*Material:*

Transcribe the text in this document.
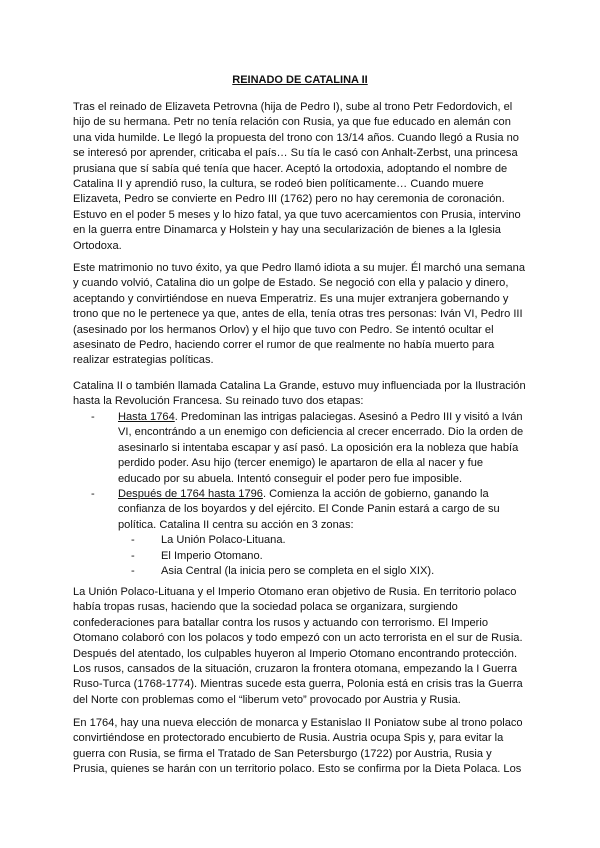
REINADO DE CATALINA II

Tras el reinado de Elizaveta Petrovna (hija de Pedro I), sube al trono Petr Fedordovich, el hijo de su hermana. Petr no tenía relación con Rusia, ya que fue educado en alemán con una vida humilde. Le llegó la propuesta del trono con 13/14 años. Cuando llegó a Rusia no se interesó por aprender, criticaba el país… Su tía le casó con Anhalt-Zerbst, una princesa prusiana que sí sabía qué tenía que hacer. Aceptó la ortodoxia, adoptando el nombre de Catalina II y aprendió ruso, la cultura, se rodeó bien políticamente… Cuando muere Elizaveta, Pedro se convierte en Pedro III (1762) pero no hay ceremonia de coronación. Estuvo en el poder 5 meses y lo hizo fatal, ya que tuvo acercamientos con Prusia, intervino en la guerra entre Dinamarca y Holstein y hay una secularización de bienes a la Iglesia Ortodoxa.

Este matrimonio no tuvo éxito, ya que Pedro llamó idiota a su mujer. Él marchó una semana y cuando volvió, Catalina dio un golpe de Estado. Se negoció con ella y palacio y dinero, aceptando y convirtiéndose en nueva Emperatriz. Es una mujer extranjera gobernando y trono que no le pertenece ya que, antes de ella, tenía otras tres personas: Iván VI, Pedro III (asesinado por los hermanos Orlov) y el hijo que tuvo con Pedro. Se intentó ocultar el asesinato de Pedro, haciendo correr el rumor de que realmente no había muerto para realizar estrategias políticas.

Catalina II o también llamada Catalina La Grande, estuvo muy influenciada por la Ilustración hasta la Revolución Francesa. Su reinado tuvo dos etapas:

- Hasta 1764. Predominan las intrigas palaciegas. Asesinó a Pedro III y visitó a Iván VI, encontrándo a un enemigo con deficiencia al crecer encerrado. Dio la orden de asesinarlo si intentaba escapar y así pasó. La oposición era la nobleza que había perdido poder. Asu hijo (tercer enemigo) le apartaron de ella al nacer y fue educado por su abuela. Intentó conseguir el poder pero fue imposible.
- Después de 1764 hasta 1796. Comienza la acción de gobierno, ganando la confianza de los boyardos y del ejército. El Conde Panin estará a cargo de su política. Catalina II centra su acción en 3 zonas:
- La Unión Polaco-Lituana.
- El Imperio Otomano.
- Asia Central (la inicia pero se completa en el siglo XIX).

La Unión Polaco-Lituana y el Imperio Otomano eran objetivo de Rusia. En territorio polaco había tropas rusas, haciendo que la sociedad polaca se organizara, surgiendo confederaciones para batallar contra los rusos y actuando con terrorismo. El Imperio Otomano colaboró con los polacos y todo empezó con un acto terrorista en el sur de Rusia. Después del atentado, los culpables huyeron al Imperio Otomano encontrando protección. Los rusos, cansados de la situación, cruzaron la frontera otomana, empezando la I Guerra Ruso-Turca (1768-1774). Mientras sucede esta guerra, Polonia está en crisis tras la Guerra del Norte con problemas como el “liberum veto” provocado por Austria y Rusia.

En 1764, hay una nueva elección de monarca y Estanislao II Poniatow sube al trono polaco convirtiéndose en protectorado encubierto de Rusia. Austria ocupa Spis y, para evitar la guerra con Rusia, se firma el Tratado de San Petersburgo (1722) por Austria, Rusia y Prusia, quienes se harán con un territorio polaco. Esto se confirma por la Dieta Polaca. Los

*Given exercise:* Where a line above holds the string "convirtiéndose", show that line.

*Output of the exercise:*
Este matrimonio no tuvo éxito, ya que Pedro llamó idiota a su mujer. Él marchó una semana y cuando volvió, Catalina dio un golpe de Estado. Se negoció con ella y palacio y dinero, aceptando y convirtiéndose en nueva Emperatriz. Es una mujer extranjera gobernando y trono que no le pertenece ya que, antes de ella, tenía otras tres personas: Iván VI, Pedro III (asesinado por los hermanos Orlov) y el hijo que tuvo con Pedro. Se intentó ocultar el asesinato de Pedro, haciendo correr el rumor de que realmente no había muerto para realizar estrategias políticas.
En 1764, hay una nueva elección de monarca y Estanislao II Poniatow sube al trono polaco convirtiéndose en protectorado encubierto de Rusia. Austria ocupa Spis y, para evitar la guerra con Rusia, se firma el Tratado de San Petersburgo (1722) por Austria, Rusia y Prusia, quienes se harán con un territorio polaco. Esto se confirma por la Dieta Polaca. Los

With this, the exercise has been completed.